- Playbill cover from Yale Repertory Theater production
- Written by: Mary Kathryn Nagle
- Genre: Drama
- Setting: Oklahoma (21st century), Manahatta (21st/17th century)

Premiere
- Date: March 28th, 2018
- Original run: March 28th - October 27th, 2018

= Manahatta (play) =

Play by Mary Kathryn Nagle

Manahatta is a dramatic play written by Mary Kathryn Nagle. The play takes place in 21st century Oklahoma, as well as both 21st and 17th century Manahatta (popularly known as Manhattan Island). The show follows Jane Snake as she rises the ranks of Wall Street investment firm Lehman Brothers in the years leading up to and during the 2008 financial crisis. Meanwhile, her family, specifically her mother, Bobbie, faces financial ruin following the death of her husband. The show also mirrors its characters in early 17th century Manahatta, depicting the arrival of Dutch settlers representing the Dutch East India Company, who subsequently take the land of and massacre the Delaware Lenape people, beginning the process of driving them out of Manahatta and Lenapehoking.

The show seeks to draw parallels between the original process of colonization and genocide towards Native Americans during the colonial era in what would become the United States to the continued colonial process and removal/denial of culture, perpetuated in part by the system of capitalism.

* * * * * * *

**PROBLEM:**
Transcribe the Manahatta play text in full, word for word. The lines further down have nothing to do with the Manahatta play text above.

**RECORDED INFORMATION:**
* * * * * * *

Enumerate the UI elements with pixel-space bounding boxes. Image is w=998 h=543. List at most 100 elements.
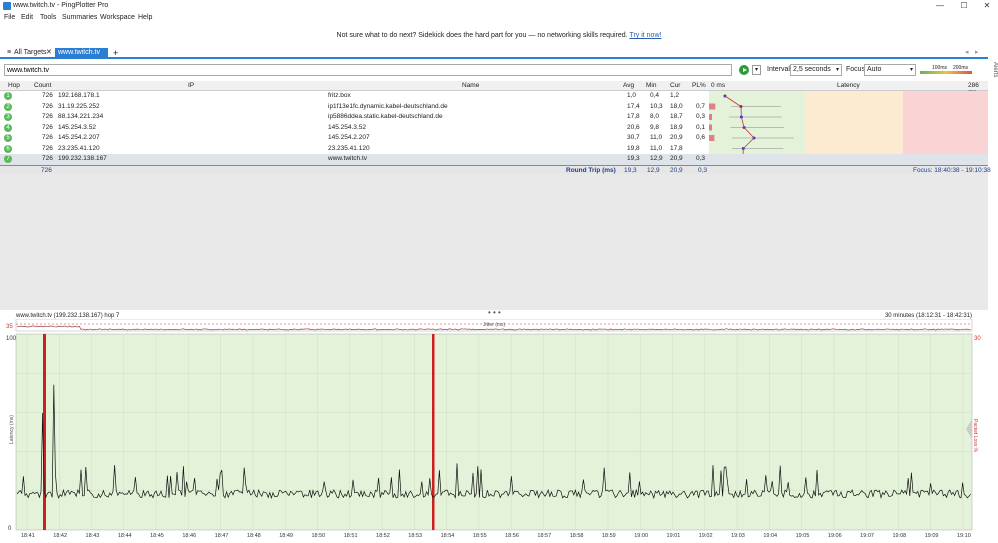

* * * * * * *

**CORRECT RESULT:**
- Playbill cover from Yale Repertory Theater production
- Written by: Mary Kathryn Nagle
- Genre: Drama
- Setting: Oklahoma (21st century), Manahatta (21st/17th century)

Premiere
- Date: March 28th, 2018
- Original run: March 28th - October 27th, 2018

= Manahatta (play) =

Play by Mary Kathryn Nagle

Manahatta is a dramatic play written by Mary Kathryn Nagle. The play takes place in 21st century Oklahoma, as well as both 21st and 17th century Manahatta (popularly known as Manhattan Island). The show follows Jane Snake as she rises the ranks of Wall Street investment firm Lehman Brothers in the years leading up to and during the 2008 financial crisis. Meanwhile, her family, specifically her mother, Bobbie, faces financial ruin following the death of her husband. The show also mirrors its characters in early 17th century Manahatta, depicting the arrival of Dutch settlers representing the Dutch East India Company, who subsequently take the land of and massacre the Delaware Lenape people, beginning the process of driving them out of Manahatta and Lenapehoking.

The show seeks to draw parallels between the original process of colonization and genocide towards Native Americans during the colonial era in what would become the United States to the continued colonial process and removal/denial of culture, perpetuated in part by the system of capitalism.